Set problem
Copy out the data word for word, from the first line up to and including the line with "top-tick-label: 1 billion [540,52,580,63]".

Material shown
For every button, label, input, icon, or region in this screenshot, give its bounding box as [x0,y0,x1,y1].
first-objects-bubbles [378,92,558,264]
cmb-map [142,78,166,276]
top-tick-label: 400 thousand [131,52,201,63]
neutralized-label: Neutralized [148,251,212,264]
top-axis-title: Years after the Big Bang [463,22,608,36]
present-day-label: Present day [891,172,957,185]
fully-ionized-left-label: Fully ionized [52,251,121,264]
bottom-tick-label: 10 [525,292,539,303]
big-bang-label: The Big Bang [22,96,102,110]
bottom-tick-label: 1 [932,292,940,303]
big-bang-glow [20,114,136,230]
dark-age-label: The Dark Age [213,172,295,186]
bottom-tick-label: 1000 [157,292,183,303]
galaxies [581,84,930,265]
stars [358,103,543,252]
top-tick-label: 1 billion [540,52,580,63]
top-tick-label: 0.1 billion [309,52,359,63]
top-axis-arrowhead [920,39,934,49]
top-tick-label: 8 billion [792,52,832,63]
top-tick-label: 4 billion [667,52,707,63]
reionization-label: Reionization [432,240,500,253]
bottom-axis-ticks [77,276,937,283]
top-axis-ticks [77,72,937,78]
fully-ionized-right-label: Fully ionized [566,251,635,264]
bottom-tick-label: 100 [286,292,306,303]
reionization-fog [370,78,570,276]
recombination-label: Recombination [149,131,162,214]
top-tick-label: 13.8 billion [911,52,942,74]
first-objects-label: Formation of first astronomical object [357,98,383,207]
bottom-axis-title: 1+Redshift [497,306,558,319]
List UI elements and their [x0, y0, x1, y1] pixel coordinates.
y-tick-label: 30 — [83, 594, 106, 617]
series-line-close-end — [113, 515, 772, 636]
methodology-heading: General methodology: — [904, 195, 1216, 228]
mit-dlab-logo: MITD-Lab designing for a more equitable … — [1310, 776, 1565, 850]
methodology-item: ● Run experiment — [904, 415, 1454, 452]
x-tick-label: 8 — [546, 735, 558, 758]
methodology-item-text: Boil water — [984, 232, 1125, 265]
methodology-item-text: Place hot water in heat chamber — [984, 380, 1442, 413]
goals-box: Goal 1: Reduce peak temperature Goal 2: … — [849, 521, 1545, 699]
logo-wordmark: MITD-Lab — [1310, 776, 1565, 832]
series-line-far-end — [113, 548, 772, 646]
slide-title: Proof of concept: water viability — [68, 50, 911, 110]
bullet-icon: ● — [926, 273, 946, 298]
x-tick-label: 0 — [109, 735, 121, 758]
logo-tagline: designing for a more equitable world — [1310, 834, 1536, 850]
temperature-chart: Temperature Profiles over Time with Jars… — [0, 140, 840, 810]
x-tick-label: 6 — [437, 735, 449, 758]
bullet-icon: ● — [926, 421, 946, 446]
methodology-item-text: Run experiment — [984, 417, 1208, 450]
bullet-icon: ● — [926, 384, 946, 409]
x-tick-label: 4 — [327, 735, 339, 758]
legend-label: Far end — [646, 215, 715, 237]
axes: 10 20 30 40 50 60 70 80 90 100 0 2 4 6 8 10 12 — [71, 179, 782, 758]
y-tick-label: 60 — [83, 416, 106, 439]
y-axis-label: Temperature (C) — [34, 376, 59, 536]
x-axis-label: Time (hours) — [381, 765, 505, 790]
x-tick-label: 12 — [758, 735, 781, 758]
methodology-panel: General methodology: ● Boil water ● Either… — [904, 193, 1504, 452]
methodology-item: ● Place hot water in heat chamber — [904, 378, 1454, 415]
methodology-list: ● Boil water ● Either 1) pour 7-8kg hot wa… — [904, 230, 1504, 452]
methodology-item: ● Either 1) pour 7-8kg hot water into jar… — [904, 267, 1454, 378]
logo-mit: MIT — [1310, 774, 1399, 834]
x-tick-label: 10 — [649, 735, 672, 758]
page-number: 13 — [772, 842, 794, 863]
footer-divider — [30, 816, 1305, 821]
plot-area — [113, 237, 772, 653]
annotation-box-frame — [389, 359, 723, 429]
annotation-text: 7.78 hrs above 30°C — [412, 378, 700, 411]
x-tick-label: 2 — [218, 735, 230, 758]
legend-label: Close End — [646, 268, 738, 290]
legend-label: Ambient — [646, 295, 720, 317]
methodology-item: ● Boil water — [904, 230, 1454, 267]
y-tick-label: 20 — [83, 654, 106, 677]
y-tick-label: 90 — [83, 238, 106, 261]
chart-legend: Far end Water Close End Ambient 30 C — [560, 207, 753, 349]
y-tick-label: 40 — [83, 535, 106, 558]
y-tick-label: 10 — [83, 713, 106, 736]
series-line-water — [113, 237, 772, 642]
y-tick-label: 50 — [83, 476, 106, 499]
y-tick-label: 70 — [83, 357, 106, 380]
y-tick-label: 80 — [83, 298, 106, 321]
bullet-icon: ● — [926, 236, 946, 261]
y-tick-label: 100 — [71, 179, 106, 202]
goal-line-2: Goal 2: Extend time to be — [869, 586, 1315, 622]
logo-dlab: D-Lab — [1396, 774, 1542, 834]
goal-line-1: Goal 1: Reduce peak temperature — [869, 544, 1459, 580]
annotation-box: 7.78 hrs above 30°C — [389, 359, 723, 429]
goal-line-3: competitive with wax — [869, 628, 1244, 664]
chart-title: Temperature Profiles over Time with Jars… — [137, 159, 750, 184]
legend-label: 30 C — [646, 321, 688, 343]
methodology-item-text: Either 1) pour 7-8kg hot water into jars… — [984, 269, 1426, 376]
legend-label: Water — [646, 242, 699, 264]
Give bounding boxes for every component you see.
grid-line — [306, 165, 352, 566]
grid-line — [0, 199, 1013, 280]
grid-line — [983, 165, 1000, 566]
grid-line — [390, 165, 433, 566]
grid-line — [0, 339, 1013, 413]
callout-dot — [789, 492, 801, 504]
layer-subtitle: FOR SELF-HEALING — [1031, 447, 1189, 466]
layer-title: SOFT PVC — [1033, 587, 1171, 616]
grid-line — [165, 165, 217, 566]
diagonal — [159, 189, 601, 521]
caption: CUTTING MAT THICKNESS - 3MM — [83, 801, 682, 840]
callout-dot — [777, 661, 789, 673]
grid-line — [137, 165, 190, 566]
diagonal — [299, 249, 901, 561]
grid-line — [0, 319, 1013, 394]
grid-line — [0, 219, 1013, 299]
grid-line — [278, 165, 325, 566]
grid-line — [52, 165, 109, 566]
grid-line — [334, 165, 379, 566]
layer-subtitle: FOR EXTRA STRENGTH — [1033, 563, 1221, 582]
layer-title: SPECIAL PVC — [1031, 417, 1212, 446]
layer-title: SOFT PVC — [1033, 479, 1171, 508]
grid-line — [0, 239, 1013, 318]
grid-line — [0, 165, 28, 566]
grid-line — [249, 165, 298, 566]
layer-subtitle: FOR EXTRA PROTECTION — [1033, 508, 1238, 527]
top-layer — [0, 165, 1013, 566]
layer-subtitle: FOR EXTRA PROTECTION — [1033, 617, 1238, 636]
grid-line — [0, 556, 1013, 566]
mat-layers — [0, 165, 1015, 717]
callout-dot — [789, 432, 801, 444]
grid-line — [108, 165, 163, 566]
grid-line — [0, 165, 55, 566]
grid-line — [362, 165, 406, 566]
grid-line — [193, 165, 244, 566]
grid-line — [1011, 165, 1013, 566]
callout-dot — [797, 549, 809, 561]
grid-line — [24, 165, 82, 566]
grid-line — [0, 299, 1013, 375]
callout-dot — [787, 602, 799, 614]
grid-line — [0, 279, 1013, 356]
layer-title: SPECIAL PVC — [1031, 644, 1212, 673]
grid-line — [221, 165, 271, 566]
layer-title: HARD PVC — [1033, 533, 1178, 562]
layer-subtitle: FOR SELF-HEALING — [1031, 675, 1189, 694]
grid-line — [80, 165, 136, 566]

Result of the exercise
For every button, label, input, icon, or region in this screenshot, give its bounding box as [x0,y0,x1,y1].
first-objects-bubbles [378,92,558,264]
cmb-map [142,78,166,276]
top-tick-label: 400 thousand [131,52,201,63]
neutralized-label: Neutralized [148,251,212,264]
top-axis-title: Years after the Big Bang [463,22,608,36]
present-day-label: Present day [891,172,957,185]
fully-ionized-left-label: Fully ionized [52,251,121,264]
bottom-tick-label: 10 [525,292,539,303]
big-bang-label: The Big Bang [22,96,102,110]
bottom-tick-label: 1 [932,292,940,303]
big-bang-glow [20,114,136,230]
dark-age-label: The Dark Age [213,172,295,186]
bottom-tick-label: 1000 [157,292,183,303]
galaxies [581,84,930,265]
stars [358,103,543,252]
top-tick-label: 1 billion [540,52,580,63]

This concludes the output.